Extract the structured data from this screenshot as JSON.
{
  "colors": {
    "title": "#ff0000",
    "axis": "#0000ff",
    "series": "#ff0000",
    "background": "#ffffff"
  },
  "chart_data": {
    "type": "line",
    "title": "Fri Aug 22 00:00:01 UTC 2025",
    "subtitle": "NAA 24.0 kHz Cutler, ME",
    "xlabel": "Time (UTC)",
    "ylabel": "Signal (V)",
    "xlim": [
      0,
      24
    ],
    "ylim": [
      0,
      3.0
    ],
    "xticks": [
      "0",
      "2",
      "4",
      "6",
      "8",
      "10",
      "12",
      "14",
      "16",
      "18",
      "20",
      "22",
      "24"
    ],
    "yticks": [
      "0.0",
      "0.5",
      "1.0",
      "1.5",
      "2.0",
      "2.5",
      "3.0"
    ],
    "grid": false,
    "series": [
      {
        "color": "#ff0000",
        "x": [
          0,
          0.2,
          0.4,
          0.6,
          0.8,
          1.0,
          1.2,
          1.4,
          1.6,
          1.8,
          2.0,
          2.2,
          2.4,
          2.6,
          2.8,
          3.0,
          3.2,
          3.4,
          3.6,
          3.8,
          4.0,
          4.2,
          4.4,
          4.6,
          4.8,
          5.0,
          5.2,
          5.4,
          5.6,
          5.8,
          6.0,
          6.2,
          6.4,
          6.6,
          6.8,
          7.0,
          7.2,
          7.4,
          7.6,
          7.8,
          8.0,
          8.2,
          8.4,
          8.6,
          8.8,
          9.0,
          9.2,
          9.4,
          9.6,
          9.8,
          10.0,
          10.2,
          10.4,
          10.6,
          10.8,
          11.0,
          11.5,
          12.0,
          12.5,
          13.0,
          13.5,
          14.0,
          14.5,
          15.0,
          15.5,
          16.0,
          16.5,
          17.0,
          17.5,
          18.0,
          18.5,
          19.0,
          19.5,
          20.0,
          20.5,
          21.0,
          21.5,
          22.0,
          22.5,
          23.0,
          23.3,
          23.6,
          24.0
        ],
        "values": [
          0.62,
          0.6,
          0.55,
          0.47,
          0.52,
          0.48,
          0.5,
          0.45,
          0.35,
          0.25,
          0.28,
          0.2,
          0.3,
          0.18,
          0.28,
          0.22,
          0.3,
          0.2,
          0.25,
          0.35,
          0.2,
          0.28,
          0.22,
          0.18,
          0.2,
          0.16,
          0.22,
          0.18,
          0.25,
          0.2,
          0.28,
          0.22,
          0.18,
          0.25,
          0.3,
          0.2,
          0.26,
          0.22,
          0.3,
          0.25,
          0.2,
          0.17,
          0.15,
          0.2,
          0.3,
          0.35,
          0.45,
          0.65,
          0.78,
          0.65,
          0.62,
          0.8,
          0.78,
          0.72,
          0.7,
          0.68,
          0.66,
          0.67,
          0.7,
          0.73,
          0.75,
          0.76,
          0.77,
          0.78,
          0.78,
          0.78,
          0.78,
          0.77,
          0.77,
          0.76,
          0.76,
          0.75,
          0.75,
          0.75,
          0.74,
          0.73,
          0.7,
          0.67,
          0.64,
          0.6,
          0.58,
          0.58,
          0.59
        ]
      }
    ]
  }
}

Directions:
Output the listing above without altering a single character.

Answer to this problem:
Extract the structured data from this screenshot as JSON.
{
  "colors": {
    "title": "#ff0000",
    "axis": "#0000ff",
    "series": "#ff0000",
    "background": "#ffffff"
  },
  "chart_data": {
    "type": "line",
    "title": "Fri Aug 22 00:00:01 UTC 2025",
    "subtitle": "NAA 24.0 kHz Cutler, ME",
    "xlabel": "Time (UTC)",
    "ylabel": "Signal (V)",
    "xlim": [
      0,
      24
    ],
    "ylim": [
      0,
      3.0
    ],
    "xticks": [
      "0",
      "2",
      "4",
      "6",
      "8",
      "10",
      "12",
      "14",
      "16",
      "18",
      "20",
      "22",
      "24"
    ],
    "yticks": [
      "0.0",
      "0.5",
      "1.0",
      "1.5",
      "2.0",
      "2.5",
      "3.0"
    ],
    "grid": false,
    "series": [
      {
        "color": "#ff0000",
        "x": [
          0,
          0.2,
          0.4,
          0.6,
          0.8,
          1.0,
          1.2,
          1.4,
          1.6,
          1.8,
          2.0,
          2.2,
          2.4,
          2.6,
          2.8,
          3.0,
          3.2,
          3.4,
          3.6,
          3.8,
          4.0,
          4.2,
          4.4,
          4.6,
          4.8,
          5.0,
          5.2,
          5.4,
          5.6,
          5.8,
          6.0,
          6.2,
          6.4,
          6.6,
          6.8,
          7.0,
          7.2,
          7.4,
          7.6,
          7.8,
          8.0,
          8.2,
          8.4,
          8.6,
          8.8,
          9.0,
          9.2,
          9.4,
          9.6,
          9.8,
          10.0,
          10.2,
          10.4,
          10.6,
          10.8,
          11.0,
          11.5,
          12.0,
          12.5,
          13.0,
          13.5,
          14.0,
          14.5,
          15.0,
          15.5,
          16.0,
          16.5,
          17.0,
          17.5,
          18.0,
          18.5,
          19.0,
          19.5,
          20.0,
          20.5,
          21.0,
          21.5,
          22.0,
          22.5,
          23.0,
          23.3,
          23.6,
          24.0
        ],
        "values": [
          0.62,
          0.6,
          0.55,
          0.47,
          0.52,
          0.48,
          0.5,
          0.45,
          0.35,
          0.25,
          0.28,
          0.2,
          0.3,
          0.18,
          0.28,
          0.22,
          0.3,
          0.2,
          0.25,
          0.35,
          0.2,
          0.28,
          0.22,
          0.18,
          0.2,
          0.16,
          0.22,
          0.18,
          0.25,
          0.2,
          0.28,
          0.22,
          0.18,
          0.25,
          0.3,
          0.2,
          0.26,
          0.22,
          0.3,
          0.25,
          0.2,
          0.17,
          0.15,
          0.2,
          0.3,
          0.35,
          0.45,
          0.65,
          0.78,
          0.65,
          0.62,
          0.8,
          0.78,
          0.72,
          0.7,
          0.68,
          0.66,
          0.67,
          0.7,
          0.73,
          0.75,
          0.76,
          0.77,
          0.78,
          0.78,
          0.78,
          0.78,
          0.77,
          0.77,
          0.76,
          0.76,
          0.75,
          0.75,
          0.75,
          0.74,
          0.73,
          0.7,
          0.67,
          0.64,
          0.6,
          0.58,
          0.58,
          0.59
        ]
      }
    ]
  }
}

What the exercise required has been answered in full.